--- START Records for processing ---

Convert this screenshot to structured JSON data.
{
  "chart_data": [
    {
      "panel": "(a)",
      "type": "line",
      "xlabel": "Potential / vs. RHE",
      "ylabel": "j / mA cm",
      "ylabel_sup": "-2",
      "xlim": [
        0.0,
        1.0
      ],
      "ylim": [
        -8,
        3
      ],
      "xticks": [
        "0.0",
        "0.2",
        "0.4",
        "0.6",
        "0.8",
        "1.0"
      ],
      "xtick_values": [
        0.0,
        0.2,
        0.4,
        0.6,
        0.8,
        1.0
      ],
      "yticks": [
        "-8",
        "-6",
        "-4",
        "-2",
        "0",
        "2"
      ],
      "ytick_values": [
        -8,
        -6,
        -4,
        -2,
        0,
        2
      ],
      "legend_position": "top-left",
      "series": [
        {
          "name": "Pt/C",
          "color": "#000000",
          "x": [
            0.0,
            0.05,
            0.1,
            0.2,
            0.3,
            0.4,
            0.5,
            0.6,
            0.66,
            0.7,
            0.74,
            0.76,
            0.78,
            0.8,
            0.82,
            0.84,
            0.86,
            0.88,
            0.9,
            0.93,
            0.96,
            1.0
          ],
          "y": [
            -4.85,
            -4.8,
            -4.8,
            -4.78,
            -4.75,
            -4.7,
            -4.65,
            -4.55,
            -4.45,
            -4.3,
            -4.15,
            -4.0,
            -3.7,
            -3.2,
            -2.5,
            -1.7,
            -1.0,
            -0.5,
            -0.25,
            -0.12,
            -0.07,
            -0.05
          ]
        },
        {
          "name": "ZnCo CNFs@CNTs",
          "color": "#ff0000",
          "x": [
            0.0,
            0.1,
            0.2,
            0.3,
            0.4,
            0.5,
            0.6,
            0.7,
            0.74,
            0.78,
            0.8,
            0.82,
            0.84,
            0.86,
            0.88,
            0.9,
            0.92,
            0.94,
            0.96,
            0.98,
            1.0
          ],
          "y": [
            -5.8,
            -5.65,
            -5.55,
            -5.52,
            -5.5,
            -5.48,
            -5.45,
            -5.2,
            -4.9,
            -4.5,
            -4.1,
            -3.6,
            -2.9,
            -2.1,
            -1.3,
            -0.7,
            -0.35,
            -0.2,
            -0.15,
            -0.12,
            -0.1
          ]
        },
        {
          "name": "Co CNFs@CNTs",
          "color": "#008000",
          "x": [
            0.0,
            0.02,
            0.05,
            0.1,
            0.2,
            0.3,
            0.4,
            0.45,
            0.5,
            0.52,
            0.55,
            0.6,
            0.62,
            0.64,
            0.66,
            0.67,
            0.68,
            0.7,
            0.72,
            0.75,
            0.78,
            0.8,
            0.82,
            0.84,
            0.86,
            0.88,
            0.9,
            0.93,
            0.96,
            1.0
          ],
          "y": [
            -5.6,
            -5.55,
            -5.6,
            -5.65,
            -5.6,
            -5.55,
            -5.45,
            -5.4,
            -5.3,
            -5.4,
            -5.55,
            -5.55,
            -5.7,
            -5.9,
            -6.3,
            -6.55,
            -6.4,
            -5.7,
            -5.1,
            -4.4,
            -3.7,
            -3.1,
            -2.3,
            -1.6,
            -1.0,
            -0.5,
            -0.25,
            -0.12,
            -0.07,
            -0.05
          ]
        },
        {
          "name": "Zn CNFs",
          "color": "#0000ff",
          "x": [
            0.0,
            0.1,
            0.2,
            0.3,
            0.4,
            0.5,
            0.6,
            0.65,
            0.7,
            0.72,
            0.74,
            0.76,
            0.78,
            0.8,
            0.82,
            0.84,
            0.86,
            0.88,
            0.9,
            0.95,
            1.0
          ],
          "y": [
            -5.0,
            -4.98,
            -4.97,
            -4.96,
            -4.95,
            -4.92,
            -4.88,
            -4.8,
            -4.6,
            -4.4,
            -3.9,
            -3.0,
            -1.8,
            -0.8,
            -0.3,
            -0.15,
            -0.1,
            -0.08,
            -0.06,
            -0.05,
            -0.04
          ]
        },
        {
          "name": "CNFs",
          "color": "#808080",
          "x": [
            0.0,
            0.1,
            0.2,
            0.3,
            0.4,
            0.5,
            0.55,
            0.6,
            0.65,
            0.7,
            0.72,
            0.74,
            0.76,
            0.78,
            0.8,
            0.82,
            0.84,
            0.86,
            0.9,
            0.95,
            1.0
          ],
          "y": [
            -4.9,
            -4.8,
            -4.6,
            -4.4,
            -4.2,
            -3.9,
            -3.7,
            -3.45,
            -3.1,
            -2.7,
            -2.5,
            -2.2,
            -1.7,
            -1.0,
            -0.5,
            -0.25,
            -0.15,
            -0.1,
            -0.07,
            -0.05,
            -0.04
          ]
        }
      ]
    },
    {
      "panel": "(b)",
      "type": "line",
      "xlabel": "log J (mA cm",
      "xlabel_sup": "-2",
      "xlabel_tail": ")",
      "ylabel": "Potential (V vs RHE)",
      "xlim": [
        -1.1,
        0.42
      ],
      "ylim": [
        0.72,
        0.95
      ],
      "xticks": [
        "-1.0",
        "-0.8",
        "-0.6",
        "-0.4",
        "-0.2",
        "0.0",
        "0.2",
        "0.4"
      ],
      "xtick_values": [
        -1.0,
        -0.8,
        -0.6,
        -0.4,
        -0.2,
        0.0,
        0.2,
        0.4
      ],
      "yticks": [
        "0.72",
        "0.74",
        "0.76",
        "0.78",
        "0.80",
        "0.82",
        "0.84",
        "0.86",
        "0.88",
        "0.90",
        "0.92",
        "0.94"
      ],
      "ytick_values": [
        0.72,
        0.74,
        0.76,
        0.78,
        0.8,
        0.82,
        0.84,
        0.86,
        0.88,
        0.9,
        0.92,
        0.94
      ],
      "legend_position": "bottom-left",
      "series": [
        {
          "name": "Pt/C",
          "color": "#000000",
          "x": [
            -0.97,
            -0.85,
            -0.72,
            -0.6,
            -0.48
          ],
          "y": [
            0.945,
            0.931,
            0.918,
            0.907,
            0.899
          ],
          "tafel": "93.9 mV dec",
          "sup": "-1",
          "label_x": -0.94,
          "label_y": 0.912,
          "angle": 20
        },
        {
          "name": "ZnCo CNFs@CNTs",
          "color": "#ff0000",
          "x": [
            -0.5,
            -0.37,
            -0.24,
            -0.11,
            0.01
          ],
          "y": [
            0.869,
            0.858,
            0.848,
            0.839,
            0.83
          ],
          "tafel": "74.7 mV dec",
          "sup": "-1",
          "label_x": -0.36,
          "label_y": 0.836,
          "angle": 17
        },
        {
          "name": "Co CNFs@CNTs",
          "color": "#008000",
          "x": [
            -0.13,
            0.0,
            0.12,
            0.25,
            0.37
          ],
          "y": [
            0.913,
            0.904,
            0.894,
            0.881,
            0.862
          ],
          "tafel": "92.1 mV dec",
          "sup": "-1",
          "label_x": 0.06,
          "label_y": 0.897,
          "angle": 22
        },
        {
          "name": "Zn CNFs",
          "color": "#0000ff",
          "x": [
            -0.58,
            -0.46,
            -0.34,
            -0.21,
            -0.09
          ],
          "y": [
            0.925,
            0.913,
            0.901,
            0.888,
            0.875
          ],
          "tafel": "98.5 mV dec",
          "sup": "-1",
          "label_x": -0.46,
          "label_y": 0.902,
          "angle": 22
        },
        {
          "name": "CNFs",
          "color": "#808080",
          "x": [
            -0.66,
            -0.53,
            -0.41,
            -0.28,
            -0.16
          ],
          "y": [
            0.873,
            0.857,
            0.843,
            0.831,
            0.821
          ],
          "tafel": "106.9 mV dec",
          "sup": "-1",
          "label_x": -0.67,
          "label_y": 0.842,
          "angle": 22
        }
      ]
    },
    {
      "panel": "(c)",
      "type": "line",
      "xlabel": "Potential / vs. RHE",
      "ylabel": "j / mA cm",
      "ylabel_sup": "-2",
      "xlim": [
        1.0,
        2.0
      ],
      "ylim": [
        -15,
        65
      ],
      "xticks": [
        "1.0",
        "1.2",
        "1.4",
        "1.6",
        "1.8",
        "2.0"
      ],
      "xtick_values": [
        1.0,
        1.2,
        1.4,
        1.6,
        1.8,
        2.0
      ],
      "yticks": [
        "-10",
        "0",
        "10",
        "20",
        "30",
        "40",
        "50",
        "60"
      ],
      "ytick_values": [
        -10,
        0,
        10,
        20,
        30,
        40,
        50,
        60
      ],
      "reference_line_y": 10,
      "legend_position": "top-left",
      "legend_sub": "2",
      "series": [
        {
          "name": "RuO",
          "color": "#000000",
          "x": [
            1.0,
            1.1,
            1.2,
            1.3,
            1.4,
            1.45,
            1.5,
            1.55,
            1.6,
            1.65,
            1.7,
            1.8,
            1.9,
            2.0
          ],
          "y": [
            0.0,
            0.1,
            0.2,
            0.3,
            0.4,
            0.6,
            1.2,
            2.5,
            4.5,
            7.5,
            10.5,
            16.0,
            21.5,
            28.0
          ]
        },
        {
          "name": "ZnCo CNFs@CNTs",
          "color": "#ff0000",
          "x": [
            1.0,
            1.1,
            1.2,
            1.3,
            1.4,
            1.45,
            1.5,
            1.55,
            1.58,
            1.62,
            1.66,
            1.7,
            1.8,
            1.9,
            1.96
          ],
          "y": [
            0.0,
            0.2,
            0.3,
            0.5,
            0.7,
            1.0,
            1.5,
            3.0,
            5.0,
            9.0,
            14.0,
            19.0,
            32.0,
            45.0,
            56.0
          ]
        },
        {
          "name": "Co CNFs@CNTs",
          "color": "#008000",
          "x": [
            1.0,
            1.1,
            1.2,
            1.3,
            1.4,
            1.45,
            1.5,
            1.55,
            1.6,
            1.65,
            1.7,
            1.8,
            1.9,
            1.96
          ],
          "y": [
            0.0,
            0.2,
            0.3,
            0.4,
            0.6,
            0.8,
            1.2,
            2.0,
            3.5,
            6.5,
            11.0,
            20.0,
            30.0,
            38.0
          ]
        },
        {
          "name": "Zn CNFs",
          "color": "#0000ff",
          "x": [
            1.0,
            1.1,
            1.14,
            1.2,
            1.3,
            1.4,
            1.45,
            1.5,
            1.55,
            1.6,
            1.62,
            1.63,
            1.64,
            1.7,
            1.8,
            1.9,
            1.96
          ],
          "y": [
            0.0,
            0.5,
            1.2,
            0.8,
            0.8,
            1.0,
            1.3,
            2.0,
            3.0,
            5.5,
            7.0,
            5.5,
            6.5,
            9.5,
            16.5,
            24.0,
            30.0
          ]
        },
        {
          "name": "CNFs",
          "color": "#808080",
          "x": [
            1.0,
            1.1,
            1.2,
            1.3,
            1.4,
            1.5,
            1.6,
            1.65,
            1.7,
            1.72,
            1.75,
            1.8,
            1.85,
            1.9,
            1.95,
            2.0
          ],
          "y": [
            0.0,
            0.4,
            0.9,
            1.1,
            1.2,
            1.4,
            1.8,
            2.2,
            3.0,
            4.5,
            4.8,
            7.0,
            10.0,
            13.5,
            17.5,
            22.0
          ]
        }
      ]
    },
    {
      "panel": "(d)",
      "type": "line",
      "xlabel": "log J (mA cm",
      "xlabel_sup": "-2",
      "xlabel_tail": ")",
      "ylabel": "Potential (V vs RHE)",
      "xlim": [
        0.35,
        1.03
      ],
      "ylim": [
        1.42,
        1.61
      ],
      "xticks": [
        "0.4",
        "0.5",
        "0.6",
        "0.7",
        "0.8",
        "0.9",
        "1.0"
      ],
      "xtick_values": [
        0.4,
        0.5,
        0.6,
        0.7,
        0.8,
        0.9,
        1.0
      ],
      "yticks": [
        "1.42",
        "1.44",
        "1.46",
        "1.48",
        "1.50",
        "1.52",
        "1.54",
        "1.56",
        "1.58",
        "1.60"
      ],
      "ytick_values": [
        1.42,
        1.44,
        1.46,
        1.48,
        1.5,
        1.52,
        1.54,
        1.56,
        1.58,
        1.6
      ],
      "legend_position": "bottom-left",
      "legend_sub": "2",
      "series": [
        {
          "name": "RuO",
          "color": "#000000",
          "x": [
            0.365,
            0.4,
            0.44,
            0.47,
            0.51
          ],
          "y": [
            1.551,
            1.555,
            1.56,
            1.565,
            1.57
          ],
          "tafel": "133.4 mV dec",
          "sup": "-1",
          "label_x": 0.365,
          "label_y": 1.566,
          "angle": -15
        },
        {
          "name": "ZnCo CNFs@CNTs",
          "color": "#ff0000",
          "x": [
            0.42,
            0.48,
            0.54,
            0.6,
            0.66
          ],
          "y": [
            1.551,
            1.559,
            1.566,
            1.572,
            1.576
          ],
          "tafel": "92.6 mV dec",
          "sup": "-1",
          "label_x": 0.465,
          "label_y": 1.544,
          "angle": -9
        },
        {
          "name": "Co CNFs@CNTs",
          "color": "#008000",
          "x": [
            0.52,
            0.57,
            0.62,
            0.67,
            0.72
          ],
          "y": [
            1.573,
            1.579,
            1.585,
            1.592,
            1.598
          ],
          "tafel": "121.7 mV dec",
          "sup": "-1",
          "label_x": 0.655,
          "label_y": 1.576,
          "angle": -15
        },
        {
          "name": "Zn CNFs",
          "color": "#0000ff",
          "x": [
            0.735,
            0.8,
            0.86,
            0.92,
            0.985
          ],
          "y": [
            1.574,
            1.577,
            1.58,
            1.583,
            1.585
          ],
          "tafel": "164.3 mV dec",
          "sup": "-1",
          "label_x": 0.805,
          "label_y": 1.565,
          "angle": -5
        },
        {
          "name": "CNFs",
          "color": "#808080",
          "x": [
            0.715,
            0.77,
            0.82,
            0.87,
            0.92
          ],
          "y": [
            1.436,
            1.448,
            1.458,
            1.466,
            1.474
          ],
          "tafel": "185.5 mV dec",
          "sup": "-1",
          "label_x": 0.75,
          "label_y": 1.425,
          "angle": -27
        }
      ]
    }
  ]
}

--- END Records for processing ---

■ Exercise brief ■
Copy down every line of the entries containing the word "tafel".

■ Solved problem ■
          "tafel": "93.9 mV dec",
          "tafel": "74.7 mV dec",
          "tafel": "92.1 mV dec",
          "tafel": "98.5 mV dec",
          "tafel": "106.9 mV dec",
          "tafel": "133.4 mV dec",
          "tafel": "92.6 mV dec",
          "tafel": "121.7 mV dec",
          "tafel": "164.3 mV dec",
          "tafel": "185.5 mV dec",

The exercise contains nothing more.